▶ What you have to do:
Seek out every line containing the word "this", and copy each.
[start of Information shown]
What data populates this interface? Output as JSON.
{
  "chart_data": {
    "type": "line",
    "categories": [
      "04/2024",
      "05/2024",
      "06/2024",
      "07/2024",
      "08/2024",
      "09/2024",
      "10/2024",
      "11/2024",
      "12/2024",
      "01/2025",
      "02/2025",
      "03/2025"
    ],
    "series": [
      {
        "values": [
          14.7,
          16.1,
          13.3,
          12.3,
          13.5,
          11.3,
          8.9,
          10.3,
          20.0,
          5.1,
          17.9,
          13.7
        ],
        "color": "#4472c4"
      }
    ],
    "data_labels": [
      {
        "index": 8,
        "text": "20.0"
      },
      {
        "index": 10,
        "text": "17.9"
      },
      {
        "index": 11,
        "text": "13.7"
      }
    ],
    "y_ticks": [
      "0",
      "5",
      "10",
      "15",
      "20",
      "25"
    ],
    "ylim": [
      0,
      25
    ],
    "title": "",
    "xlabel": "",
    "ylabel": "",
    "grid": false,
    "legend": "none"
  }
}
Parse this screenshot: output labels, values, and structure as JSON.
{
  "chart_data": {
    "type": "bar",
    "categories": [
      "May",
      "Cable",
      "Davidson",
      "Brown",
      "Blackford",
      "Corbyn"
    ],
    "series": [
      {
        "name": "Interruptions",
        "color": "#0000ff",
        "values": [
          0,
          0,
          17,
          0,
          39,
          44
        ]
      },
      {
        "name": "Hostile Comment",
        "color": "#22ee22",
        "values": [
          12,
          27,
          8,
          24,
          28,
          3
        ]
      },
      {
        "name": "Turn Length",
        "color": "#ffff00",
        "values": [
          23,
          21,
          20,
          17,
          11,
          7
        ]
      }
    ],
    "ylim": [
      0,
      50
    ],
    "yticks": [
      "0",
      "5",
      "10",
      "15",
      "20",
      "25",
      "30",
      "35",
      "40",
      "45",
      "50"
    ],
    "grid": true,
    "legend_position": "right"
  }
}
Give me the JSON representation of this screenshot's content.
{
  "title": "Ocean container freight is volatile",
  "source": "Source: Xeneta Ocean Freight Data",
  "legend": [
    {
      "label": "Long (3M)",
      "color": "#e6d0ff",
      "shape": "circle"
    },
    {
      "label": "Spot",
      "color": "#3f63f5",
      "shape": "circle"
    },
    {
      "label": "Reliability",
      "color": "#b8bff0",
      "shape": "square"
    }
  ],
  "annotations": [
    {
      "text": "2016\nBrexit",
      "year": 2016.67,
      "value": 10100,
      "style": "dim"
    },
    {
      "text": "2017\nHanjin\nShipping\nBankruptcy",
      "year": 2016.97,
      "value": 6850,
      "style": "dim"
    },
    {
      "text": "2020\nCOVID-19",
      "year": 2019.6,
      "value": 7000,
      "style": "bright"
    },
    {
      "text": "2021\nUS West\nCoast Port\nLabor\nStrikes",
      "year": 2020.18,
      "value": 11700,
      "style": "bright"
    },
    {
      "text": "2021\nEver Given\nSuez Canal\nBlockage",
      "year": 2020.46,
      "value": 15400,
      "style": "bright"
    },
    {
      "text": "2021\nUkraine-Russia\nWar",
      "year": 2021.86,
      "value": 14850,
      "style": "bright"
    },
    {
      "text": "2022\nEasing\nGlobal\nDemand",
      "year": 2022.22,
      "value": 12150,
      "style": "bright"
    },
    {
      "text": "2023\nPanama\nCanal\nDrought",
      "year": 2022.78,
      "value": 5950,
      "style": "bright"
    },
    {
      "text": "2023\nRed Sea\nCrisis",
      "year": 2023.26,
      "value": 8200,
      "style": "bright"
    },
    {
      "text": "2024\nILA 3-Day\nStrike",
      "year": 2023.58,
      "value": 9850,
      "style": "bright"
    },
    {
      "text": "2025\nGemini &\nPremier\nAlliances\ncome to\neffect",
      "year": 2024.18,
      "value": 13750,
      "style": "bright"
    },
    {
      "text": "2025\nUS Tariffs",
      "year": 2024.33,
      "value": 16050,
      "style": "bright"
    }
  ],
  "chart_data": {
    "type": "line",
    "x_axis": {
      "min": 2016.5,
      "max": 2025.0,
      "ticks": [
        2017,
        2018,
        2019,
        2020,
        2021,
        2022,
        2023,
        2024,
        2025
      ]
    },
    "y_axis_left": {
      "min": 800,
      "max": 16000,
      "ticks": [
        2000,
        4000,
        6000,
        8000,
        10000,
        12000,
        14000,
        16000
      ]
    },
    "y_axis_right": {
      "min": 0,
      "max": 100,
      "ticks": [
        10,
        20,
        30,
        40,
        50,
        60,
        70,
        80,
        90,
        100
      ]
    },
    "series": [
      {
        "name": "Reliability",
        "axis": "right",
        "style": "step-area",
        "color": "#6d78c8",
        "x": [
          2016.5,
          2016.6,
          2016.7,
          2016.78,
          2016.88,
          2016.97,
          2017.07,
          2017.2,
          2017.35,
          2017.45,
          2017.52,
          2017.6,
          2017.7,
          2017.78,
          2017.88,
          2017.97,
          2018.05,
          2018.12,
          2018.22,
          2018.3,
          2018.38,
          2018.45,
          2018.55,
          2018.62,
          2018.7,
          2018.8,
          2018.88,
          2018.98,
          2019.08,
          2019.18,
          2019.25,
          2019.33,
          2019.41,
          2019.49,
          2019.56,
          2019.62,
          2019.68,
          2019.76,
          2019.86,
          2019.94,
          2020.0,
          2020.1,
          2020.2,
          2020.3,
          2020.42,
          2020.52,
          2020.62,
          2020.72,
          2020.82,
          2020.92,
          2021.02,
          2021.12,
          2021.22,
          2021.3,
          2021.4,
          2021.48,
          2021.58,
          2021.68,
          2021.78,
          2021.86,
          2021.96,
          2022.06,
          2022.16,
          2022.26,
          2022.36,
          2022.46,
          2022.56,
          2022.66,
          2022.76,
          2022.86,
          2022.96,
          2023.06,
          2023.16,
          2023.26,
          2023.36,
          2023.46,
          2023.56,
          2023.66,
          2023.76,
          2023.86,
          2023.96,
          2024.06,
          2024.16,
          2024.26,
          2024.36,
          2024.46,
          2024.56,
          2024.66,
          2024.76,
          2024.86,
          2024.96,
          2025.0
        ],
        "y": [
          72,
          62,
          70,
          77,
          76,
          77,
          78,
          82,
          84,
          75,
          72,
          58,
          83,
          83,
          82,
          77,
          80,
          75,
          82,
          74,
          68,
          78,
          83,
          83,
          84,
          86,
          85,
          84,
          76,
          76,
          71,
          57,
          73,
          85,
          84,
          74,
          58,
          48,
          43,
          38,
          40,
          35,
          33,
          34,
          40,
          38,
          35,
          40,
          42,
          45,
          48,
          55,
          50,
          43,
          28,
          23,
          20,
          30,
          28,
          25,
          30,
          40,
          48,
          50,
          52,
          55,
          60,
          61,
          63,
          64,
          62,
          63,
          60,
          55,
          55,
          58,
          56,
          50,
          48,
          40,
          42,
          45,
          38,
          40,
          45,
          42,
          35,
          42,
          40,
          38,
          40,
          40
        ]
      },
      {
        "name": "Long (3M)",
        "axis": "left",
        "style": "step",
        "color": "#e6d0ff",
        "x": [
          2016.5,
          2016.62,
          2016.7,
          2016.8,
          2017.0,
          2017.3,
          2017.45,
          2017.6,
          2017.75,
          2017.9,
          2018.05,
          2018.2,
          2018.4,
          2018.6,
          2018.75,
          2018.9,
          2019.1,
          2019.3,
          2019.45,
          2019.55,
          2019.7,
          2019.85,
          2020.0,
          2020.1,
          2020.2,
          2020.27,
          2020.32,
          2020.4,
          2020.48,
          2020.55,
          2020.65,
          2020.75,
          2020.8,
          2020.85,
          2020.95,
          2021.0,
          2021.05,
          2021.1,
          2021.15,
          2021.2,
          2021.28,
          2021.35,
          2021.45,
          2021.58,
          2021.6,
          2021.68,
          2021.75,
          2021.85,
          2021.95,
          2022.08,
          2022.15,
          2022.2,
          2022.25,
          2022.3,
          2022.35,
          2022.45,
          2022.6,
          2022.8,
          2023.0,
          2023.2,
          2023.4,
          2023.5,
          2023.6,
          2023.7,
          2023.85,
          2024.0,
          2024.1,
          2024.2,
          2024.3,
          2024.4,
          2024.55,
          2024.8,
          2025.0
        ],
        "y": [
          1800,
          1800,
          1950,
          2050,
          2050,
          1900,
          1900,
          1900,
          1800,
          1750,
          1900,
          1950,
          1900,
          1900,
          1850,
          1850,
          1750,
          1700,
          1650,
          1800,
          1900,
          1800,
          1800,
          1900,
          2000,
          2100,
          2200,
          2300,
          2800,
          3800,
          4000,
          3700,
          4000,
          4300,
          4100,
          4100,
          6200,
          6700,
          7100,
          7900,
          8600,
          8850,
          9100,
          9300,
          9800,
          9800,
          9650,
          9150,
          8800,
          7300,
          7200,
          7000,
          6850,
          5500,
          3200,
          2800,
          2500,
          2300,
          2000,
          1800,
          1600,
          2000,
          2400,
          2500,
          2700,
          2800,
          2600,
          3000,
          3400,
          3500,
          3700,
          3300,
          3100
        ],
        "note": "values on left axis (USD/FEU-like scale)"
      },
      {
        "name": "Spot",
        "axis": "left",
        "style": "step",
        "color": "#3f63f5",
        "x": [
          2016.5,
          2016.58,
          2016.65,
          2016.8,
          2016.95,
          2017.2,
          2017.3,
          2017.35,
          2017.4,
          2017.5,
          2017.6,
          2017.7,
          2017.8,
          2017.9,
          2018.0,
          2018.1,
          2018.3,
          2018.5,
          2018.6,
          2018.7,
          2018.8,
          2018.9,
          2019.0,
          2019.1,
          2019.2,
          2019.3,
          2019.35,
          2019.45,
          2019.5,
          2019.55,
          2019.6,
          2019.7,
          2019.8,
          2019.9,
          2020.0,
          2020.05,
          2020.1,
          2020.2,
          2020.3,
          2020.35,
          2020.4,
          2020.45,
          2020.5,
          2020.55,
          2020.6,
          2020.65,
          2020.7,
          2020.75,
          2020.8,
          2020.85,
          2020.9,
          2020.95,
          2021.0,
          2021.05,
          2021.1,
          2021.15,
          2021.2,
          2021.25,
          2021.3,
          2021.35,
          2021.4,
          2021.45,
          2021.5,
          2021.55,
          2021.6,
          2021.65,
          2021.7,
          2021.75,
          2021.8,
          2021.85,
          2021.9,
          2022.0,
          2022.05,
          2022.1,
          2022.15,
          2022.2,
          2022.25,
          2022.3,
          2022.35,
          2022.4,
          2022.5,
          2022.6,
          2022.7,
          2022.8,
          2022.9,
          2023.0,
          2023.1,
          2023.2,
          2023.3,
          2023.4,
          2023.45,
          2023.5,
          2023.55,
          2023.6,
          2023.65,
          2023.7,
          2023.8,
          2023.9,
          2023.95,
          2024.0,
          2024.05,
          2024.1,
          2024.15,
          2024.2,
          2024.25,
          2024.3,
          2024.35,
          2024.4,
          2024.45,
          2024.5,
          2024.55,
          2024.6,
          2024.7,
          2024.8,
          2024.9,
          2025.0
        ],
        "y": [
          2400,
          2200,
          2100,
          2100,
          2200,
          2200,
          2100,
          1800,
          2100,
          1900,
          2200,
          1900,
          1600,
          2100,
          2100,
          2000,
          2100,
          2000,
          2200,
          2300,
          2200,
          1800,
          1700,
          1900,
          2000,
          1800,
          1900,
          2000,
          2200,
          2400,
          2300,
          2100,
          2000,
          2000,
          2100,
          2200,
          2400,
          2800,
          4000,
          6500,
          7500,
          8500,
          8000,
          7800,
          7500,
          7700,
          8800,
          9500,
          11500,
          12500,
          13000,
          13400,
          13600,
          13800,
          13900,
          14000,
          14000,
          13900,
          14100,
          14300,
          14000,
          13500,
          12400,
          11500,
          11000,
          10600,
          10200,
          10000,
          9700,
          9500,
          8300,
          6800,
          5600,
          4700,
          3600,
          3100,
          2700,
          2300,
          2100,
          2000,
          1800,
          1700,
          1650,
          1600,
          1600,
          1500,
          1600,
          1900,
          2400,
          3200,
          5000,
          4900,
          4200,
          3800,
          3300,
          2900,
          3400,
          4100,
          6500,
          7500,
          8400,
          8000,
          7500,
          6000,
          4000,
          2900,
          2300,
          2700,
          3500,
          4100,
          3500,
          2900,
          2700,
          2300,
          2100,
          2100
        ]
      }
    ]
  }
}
[end of Information shown]
▶ Final answer:
What data populates this interface? Output as JSON.
Parse this screenshot: output labels, values, and structure as JSON.
Give me the JSON representation of this screenshot's content.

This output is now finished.